_Task details_: Tally the lines in the records underneath that contain the string "Output", and state the figure by itself.

_Data in this exercise_:
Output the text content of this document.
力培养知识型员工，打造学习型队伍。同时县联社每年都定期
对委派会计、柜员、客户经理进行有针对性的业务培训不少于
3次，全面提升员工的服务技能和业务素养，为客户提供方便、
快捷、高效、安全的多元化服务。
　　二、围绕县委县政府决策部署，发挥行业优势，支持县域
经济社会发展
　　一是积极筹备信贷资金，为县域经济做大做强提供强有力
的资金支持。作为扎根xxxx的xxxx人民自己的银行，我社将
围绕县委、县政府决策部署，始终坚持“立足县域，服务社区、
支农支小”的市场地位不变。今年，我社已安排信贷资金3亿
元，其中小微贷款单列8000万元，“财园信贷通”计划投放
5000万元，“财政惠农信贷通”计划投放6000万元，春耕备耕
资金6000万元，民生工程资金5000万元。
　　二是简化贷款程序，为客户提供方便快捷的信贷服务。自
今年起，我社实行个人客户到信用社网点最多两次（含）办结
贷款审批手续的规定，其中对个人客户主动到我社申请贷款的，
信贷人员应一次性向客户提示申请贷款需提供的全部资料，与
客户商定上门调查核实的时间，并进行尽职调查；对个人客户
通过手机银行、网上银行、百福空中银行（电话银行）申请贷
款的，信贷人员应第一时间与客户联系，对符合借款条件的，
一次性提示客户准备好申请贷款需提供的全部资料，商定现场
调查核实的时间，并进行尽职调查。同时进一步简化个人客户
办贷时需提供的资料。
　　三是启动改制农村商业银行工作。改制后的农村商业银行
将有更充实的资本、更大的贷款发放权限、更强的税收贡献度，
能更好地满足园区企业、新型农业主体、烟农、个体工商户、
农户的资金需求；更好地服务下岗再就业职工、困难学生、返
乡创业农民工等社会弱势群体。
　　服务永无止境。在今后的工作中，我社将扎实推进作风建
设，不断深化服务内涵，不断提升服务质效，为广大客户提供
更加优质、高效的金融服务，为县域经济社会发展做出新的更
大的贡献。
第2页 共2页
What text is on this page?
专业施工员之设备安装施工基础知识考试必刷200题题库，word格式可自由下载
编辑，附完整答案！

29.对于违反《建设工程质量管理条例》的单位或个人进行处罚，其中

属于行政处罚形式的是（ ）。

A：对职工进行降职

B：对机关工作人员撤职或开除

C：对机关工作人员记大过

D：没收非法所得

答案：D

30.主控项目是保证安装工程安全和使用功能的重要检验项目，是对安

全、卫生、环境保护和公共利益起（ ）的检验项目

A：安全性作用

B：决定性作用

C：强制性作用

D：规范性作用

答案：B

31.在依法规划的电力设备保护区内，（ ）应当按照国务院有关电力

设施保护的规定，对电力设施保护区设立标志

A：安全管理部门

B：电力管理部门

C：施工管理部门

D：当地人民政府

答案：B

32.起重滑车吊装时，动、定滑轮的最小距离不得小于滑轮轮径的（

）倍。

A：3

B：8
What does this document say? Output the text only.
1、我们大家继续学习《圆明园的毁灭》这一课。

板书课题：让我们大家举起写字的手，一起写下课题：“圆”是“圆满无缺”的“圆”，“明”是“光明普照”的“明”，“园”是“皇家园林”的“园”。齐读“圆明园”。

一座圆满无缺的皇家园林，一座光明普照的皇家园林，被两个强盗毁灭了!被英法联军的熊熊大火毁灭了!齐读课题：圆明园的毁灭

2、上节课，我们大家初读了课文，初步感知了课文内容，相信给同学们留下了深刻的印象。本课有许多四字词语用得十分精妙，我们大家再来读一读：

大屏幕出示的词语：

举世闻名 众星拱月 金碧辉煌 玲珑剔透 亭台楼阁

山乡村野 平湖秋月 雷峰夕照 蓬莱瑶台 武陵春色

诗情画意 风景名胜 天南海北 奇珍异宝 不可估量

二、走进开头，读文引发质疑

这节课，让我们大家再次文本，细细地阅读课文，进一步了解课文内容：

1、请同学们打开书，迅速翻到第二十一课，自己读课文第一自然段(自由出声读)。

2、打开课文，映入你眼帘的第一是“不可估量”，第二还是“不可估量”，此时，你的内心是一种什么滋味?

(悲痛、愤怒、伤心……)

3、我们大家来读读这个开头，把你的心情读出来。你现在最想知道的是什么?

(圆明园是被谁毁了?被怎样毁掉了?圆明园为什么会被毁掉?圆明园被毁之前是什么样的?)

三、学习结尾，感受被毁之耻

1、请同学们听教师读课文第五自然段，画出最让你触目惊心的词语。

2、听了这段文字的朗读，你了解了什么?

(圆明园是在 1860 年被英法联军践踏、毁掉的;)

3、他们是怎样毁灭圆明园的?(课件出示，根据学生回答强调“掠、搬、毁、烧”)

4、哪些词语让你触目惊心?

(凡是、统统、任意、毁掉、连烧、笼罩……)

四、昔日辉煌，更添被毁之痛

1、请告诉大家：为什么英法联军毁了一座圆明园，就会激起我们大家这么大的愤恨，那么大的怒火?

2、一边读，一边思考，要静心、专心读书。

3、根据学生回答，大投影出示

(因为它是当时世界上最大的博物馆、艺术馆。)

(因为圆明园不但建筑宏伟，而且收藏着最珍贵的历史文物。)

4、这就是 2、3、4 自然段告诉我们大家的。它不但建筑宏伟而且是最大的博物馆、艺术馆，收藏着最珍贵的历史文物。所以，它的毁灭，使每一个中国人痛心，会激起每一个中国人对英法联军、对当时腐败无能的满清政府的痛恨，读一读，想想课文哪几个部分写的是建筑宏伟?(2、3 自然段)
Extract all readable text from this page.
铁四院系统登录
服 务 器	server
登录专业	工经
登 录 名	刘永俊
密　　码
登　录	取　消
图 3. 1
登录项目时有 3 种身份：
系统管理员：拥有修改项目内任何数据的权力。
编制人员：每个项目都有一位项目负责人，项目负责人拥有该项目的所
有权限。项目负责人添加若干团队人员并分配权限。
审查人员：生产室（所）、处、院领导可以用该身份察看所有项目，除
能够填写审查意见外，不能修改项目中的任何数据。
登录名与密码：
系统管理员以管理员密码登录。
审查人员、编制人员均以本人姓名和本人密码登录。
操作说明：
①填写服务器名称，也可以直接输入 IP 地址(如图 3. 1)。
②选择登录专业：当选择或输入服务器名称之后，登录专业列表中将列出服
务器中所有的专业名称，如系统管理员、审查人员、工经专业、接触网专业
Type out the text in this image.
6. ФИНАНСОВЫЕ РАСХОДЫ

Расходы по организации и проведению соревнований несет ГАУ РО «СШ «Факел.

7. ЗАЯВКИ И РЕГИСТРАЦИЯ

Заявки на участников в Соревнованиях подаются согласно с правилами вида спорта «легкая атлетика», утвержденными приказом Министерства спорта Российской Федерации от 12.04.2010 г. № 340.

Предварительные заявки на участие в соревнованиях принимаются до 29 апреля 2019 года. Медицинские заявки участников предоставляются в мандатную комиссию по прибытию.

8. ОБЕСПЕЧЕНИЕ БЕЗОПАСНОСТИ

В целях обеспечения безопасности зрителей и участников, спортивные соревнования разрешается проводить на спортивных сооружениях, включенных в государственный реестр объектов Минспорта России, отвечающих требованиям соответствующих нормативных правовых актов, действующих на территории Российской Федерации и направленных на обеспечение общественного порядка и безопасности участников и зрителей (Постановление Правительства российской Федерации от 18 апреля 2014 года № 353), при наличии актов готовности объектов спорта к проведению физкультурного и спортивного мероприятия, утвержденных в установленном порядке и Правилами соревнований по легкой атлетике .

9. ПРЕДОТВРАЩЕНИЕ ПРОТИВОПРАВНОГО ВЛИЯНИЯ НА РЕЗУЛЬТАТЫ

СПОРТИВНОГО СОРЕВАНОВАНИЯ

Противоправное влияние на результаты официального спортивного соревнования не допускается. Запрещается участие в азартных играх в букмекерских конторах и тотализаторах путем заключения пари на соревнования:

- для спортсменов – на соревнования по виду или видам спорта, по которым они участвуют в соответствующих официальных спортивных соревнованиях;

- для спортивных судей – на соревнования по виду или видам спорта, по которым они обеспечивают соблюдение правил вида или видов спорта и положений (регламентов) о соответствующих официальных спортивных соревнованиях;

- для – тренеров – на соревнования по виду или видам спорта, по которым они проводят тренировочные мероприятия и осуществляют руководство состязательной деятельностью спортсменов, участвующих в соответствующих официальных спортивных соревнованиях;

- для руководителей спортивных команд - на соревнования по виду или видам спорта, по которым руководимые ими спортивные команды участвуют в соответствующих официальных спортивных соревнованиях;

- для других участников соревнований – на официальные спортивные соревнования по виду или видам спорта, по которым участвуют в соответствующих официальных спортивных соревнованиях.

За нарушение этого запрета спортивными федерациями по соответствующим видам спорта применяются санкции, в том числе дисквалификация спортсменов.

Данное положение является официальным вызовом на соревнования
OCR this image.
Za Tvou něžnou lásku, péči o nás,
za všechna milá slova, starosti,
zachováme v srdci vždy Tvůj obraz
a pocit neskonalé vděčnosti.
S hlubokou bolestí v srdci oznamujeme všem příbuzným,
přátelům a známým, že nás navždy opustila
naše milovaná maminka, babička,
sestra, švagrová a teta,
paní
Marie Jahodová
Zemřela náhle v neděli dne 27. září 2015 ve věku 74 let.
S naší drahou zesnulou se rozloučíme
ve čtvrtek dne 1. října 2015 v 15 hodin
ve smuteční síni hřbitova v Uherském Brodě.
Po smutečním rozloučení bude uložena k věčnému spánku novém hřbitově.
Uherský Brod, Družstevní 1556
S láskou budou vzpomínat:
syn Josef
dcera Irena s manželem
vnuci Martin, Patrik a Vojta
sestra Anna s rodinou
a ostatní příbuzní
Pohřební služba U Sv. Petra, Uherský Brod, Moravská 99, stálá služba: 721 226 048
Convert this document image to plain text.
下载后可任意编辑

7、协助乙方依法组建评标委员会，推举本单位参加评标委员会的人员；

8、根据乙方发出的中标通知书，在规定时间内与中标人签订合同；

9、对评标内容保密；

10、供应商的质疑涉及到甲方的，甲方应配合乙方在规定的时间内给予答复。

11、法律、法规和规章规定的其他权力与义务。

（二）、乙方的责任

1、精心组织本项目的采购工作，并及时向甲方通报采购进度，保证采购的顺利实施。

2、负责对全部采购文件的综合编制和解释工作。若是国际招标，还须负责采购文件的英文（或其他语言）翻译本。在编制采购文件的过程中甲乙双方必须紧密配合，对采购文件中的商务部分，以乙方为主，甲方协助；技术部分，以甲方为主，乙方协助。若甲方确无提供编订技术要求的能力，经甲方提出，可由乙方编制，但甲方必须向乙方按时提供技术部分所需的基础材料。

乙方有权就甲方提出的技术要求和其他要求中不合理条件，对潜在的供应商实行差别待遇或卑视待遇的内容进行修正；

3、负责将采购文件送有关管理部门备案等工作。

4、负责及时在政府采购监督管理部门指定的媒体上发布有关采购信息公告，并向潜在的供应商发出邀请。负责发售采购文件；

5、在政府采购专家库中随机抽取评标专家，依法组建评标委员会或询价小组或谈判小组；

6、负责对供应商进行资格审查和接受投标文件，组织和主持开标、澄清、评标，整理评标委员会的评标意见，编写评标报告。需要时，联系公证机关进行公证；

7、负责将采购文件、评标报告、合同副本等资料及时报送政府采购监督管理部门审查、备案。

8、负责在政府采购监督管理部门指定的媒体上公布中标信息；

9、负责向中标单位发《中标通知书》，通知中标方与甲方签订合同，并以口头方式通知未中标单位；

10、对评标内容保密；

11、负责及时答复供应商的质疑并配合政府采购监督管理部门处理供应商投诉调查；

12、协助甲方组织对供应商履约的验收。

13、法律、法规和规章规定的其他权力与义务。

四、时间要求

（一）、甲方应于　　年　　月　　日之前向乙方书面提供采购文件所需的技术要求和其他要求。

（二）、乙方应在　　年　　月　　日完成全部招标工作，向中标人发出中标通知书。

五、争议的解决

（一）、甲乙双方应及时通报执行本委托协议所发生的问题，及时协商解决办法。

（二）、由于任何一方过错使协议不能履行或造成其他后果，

_Correct answer_: 2